MATERIAL TO PROCESS ->
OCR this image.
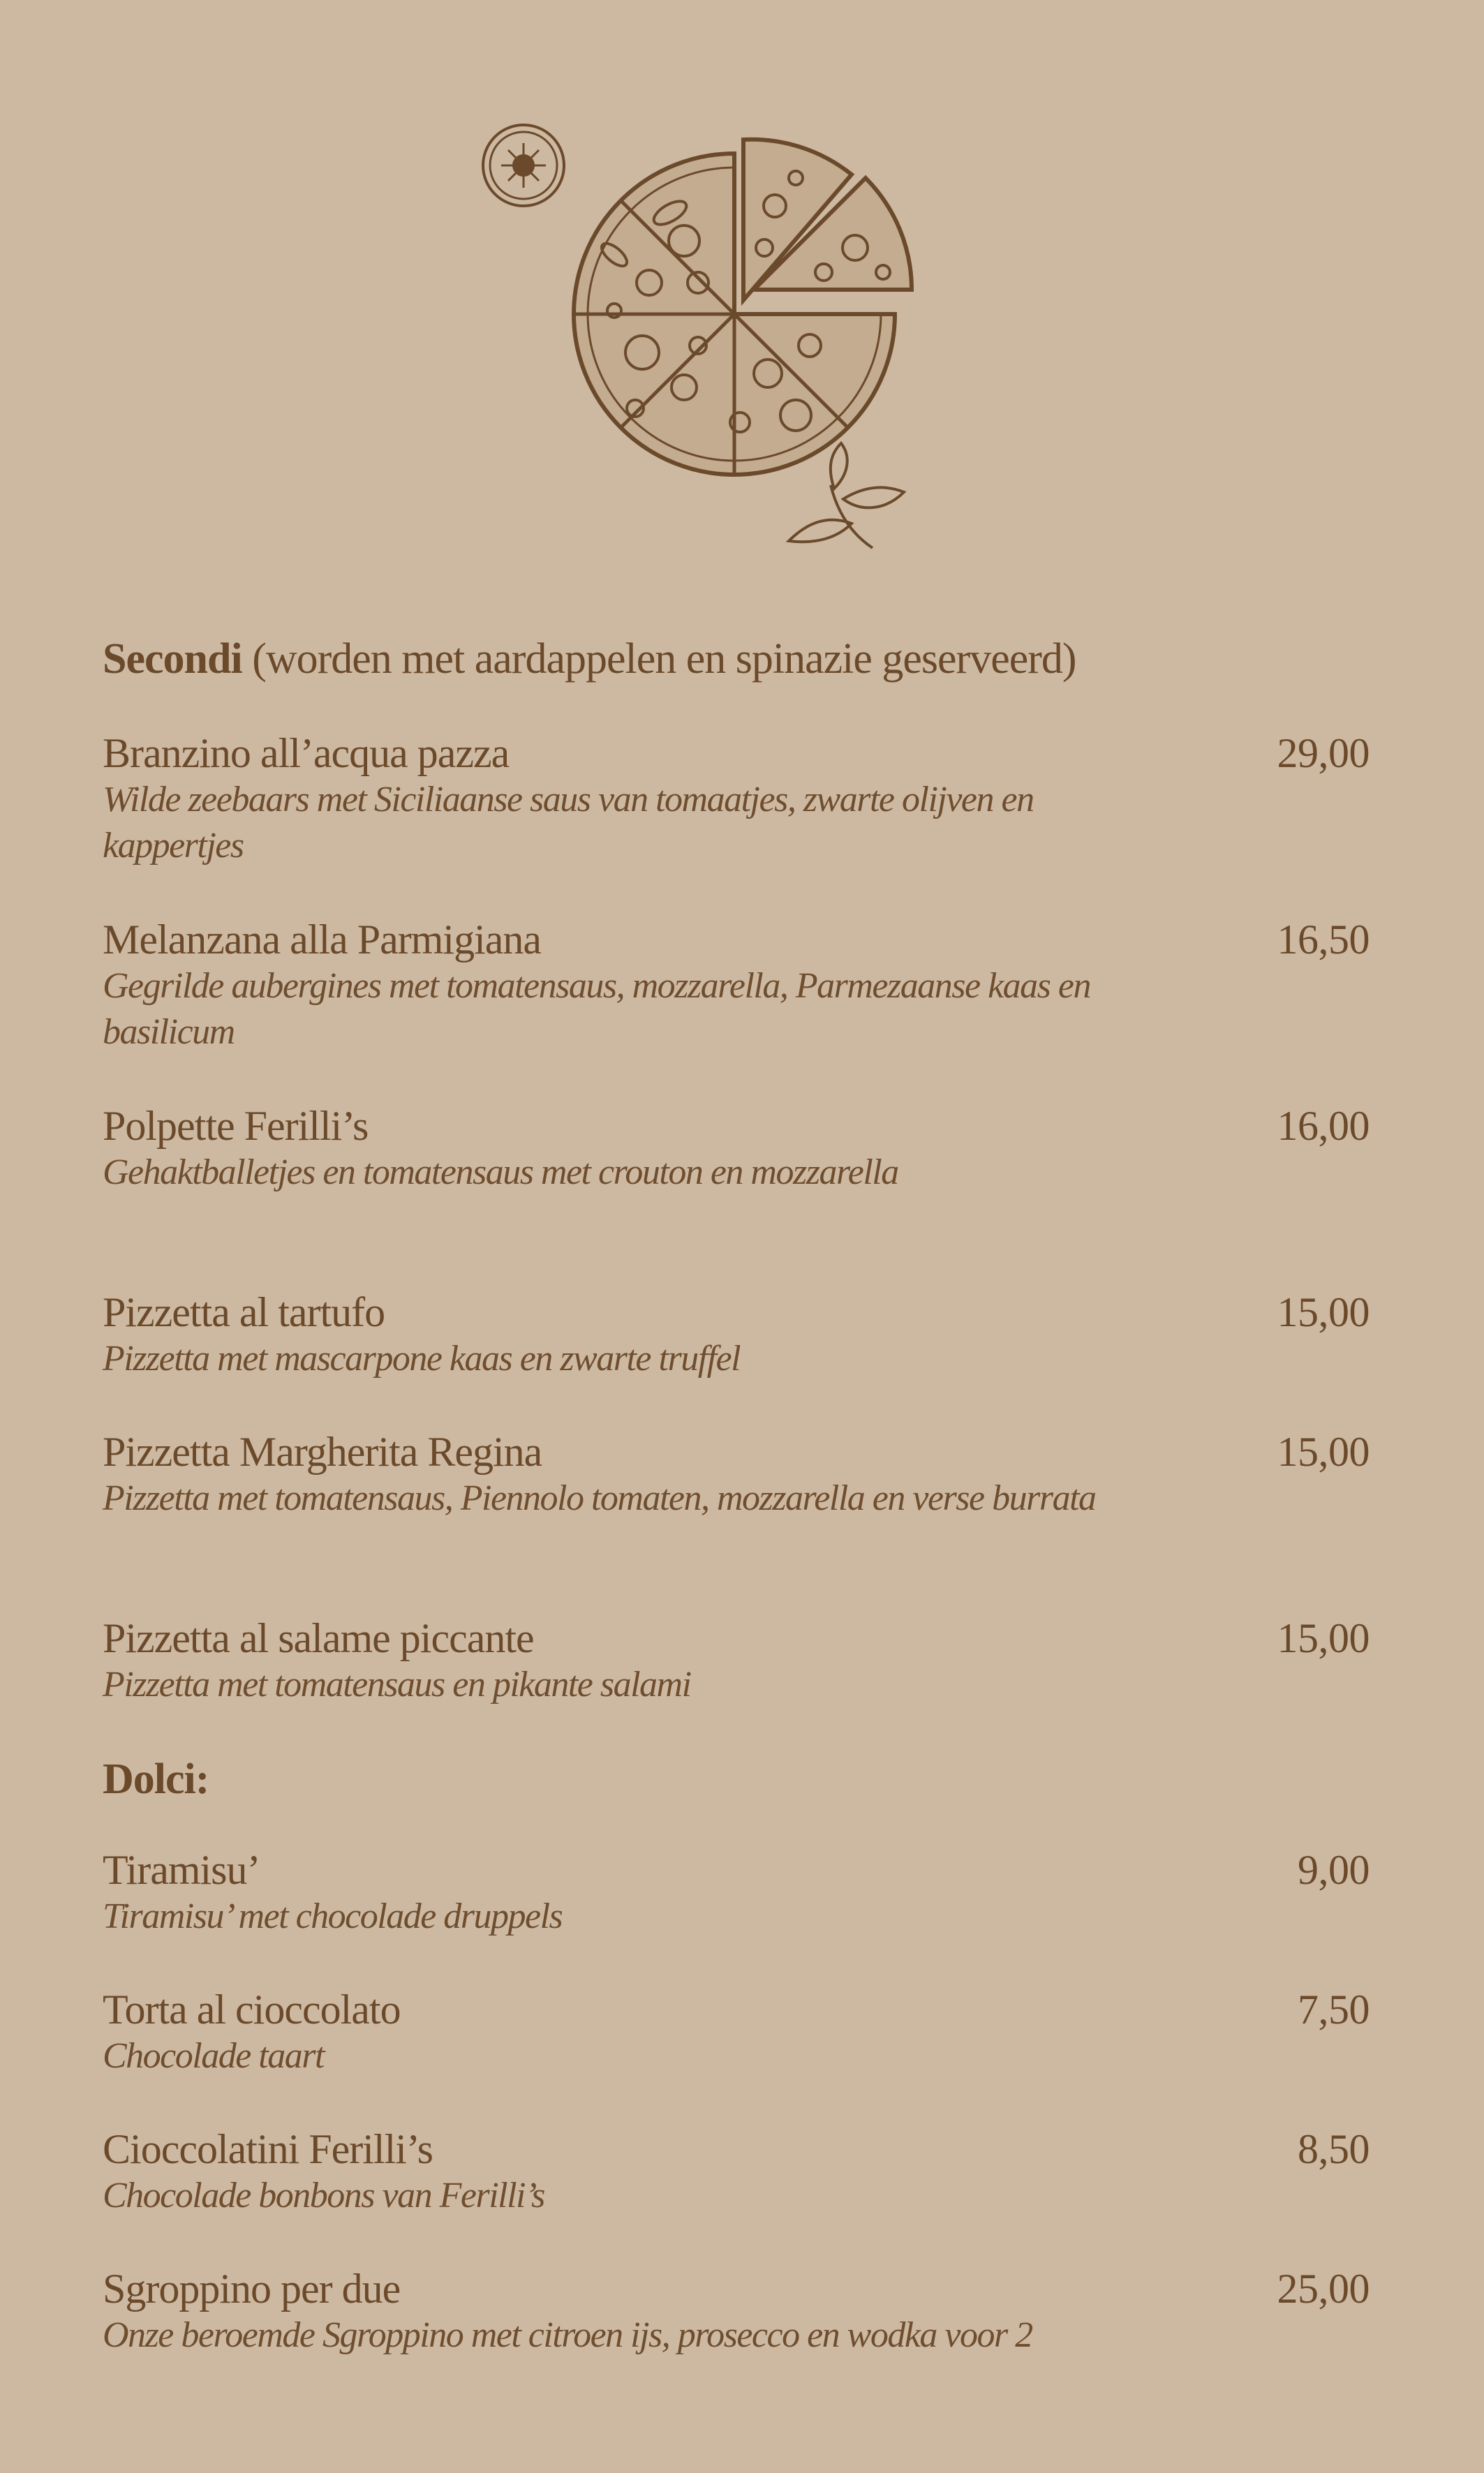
Secondi (worden met aardappelen en spinazie geserveerd)
Branzino all’acqua pazza	29,00
Wilde zeebaars met Siciliaanse saus van tomaatjes, zwarte olijven en kappertjes
Melanzana alla Parmigiana	16,50
Gegrilde aubergines met tomatensaus, mozzarella, Parmezaanse kaas en basilicum
Polpette Ferilli’s	16,00
Gehaktballetjes en tomatensaus met crouton en mozzarella
Pizzetta al tartufo	15,00
Pizzetta met mascarpone kaas en zwarte truffel
Pizzetta Margherita Regina	15,00
Pizzetta met tomatensaus, Piennolo tomaten, mozzarella en verse burrata
Pizzetta al salame piccante	15,00
Pizzetta met tomatensaus en pikante salami
Dolci:
Tiramisu’	9,00
Tiramisu’ met chocolade druppels
Torta al cioccolato	7,50
Chocolade taart
Cioccolatini Ferilli’s	8,50
Chocolade bonbons van Ferilli’s
Sgroppino per due	25,00
Onze beroemde Sgroppino met citroen ijs, prosecco en wodka voor 2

AIM OF THE EXERCISE -> Reproduce every line of the material precisely, omitting its pictures.

EXPECTED ANSWER ->
OCR this image.
Secondi (worden met aardappelen en spinazie geserveerd)
Branzino all’acqua pazza	29,00
Wilde zeebaars met Siciliaanse saus van tomaatjes, zwarte olijven en kappertjes
Melanzana alla Parmigiana	16,50
Gegrilde aubergines met tomatensaus, mozzarella, Parmezaanse kaas en basilicum
Polpette Ferilli’s	16,00
Gehaktballetjes en tomatensaus met crouton en mozzarella
Pizzetta al tartufo	15,00
Pizzetta met mascarpone kaas en zwarte truffel
Pizzetta Margherita Regina	15,00
Pizzetta met tomatensaus, Piennolo tomaten, mozzarella en verse burrata
Pizzetta al salame piccante	15,00
Pizzetta met tomatensaus en pikante salami
Dolci:
Tiramisu’	9,00
Tiramisu’ met chocolade druppels
Torta al cioccolato	7,50
Chocolade taart
Cioccolatini Ferilli’s	8,50
Chocolade bonbons van Ferilli’s
Sgroppino per due	25,00
Onze beroemde Sgroppino met citroen ijs, prosecco en wodka voor 2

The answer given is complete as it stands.